▶ **Problem to solve**: Output the lines that follow exactly as they are.

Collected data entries
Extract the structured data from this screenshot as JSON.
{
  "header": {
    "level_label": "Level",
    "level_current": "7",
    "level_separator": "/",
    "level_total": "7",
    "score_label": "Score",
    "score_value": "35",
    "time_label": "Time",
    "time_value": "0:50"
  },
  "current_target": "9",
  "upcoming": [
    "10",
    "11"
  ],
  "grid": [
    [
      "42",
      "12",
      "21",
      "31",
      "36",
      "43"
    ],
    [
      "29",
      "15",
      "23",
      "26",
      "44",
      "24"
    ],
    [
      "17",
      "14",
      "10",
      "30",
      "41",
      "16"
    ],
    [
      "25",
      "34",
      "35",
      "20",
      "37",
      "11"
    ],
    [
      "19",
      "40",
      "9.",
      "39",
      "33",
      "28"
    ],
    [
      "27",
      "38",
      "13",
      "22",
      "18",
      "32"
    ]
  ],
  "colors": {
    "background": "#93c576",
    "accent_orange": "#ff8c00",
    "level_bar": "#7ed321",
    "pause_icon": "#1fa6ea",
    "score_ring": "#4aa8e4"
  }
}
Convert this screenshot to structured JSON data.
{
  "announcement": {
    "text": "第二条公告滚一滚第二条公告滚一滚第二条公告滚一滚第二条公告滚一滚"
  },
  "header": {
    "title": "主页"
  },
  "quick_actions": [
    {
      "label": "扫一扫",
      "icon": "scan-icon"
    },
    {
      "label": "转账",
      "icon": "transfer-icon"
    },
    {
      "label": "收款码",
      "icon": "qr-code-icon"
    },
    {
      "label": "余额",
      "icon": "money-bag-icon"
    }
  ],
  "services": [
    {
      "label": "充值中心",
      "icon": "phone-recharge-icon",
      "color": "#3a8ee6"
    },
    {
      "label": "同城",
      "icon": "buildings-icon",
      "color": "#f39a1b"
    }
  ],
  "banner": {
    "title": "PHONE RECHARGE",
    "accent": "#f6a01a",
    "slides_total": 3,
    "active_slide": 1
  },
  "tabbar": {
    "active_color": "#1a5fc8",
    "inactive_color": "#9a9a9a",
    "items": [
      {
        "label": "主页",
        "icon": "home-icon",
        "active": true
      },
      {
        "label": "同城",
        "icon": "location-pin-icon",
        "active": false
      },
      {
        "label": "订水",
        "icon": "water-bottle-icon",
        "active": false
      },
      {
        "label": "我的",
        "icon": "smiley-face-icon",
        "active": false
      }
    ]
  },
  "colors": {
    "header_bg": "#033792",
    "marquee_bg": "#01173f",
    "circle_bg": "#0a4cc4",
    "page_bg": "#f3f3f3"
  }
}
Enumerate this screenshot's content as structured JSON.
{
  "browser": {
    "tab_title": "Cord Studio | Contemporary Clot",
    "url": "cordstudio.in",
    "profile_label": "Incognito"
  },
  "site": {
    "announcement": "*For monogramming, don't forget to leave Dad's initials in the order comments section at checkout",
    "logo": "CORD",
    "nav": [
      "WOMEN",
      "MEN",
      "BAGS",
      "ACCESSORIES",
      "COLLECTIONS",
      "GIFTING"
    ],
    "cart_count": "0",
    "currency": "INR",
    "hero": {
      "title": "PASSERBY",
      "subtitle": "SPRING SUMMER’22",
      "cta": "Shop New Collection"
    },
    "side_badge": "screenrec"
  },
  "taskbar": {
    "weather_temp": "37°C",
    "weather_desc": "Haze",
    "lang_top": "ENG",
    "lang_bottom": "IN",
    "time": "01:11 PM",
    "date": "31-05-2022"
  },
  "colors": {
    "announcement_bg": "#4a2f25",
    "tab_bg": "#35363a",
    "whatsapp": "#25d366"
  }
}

▶ **Result of this task**:
Extract the structured data from this screenshot as JSON.
{
  "header": {
    "level_label": "Level",
    "level_current": "7",
    "level_separator": "/",
    "level_total": "7",
    "score_label": "Score",
    "score_value": "35",
    "time_label": "Time",
    "time_value": "0:50"
  },
  "current_target": "9",
  "upcoming": [
    "10",
    "11"
  ],
  "grid": [
    [
      "42",
      "12",
      "21",
      "31",
      "36",
      "43"
    ],
    [
      "29",
      "15",
      "23",
      "26",
      "44",
      "24"
    ],
    [
      "17",
      "14",
      "10",
      "30",
      "41",
      "16"
    ],
    [
      "25",
      "34",
      "35",
      "20",
      "37",
      "11"
    ],
    [
      "19",
      "40",
      "9.",
      "39",
      "33",
      "28"
    ],
    [
      "27",
      "38",
      "13",
      "22",
      "18",
      "32"
    ]
  ],
  "colors": {
    "background": "#93c576",
    "accent_orange": "#ff8c00",
    "level_bar": "#7ed321",
    "pause_icon": "#1fa6ea",
    "score_ring": "#4aa8e4"
  }
}
Convert this screenshot to structured JSON data.
{
  "announcement": {
    "text": "第二条公告滚一滚第二条公告滚一滚第二条公告滚一滚第二条公告滚一滚"
  },
  "header": {
    "title": "主页"
  },
  "quick_actions": [
    {
      "label": "扫一扫",
      "icon": "scan-icon"
    },
    {
      "label": "转账",
      "icon": "transfer-icon"
    },
    {
      "label": "收款码",
      "icon": "qr-code-icon"
    },
    {
      "label": "余额",
      "icon": "money-bag-icon"
    }
  ],
  "services": [
    {
      "label": "充值中心",
      "icon": "phone-recharge-icon",
      "color": "#3a8ee6"
    },
    {
      "label": "同城",
      "icon": "buildings-icon",
      "color": "#f39a1b"
    }
  ],
  "banner": {
    "title": "PHONE RECHARGE",
    "accent": "#f6a01a",
    "slides_total": 3,
    "active_slide": 1
  },
  "tabbar": {
    "active_color": "#1a5fc8",
    "inactive_color": "#9a9a9a",
    "items": [
      {
        "label": "主页",
        "icon": "home-icon",
        "active": true
      },
      {
        "label": "同城",
        "icon": "location-pin-icon",
        "active": false
      },
      {
        "label": "订水",
        "icon": "water-bottle-icon",
        "active": false
      },
      {
        "label": "我的",
        "icon": "smiley-face-icon",
        "active": false
      }
    ]
  },
  "colors": {
    "header_bg": "#033792",
    "marquee_bg": "#01173f",
    "circle_bg": "#0a4cc4",
    "page_bg": "#f3f3f3"
  }
}
Enumerate this screenshot's content as structured JSON.
{
  "browser": {
    "tab_title": "Cord Studio | Contemporary Clot",
    "url": "cordstudio.in",
    "profile_label": "Incognito"
  },
  "site": {
    "announcement": "*For monogramming, don't forget to leave Dad's initials in the order comments section at checkout",
    "logo": "CORD",
    "nav": [
      "WOMEN",
      "MEN",
      "BAGS",
      "ACCESSORIES",
      "COLLECTIONS",
      "GIFTING"
    ],
    "cart_count": "0",
    "currency": "INR",
    "hero": {
      "title": "PASSERBY",
      "subtitle": "SPRING SUMMER’22",
      "cta": "Shop New Collection"
    },
    "side_badge": "screenrec"
  },
  "taskbar": {
    "weather_temp": "37°C",
    "weather_desc": "Haze",
    "lang_top": "ENG",
    "lang_bottom": "IN",
    "time": "01:11 PM",
    "date": "31-05-2022"
  },
  "colors": {
    "announcement_bg": "#4a2f25",
    "tab_bg": "#35363a",
    "whatsapp": "#25d366"
  }
}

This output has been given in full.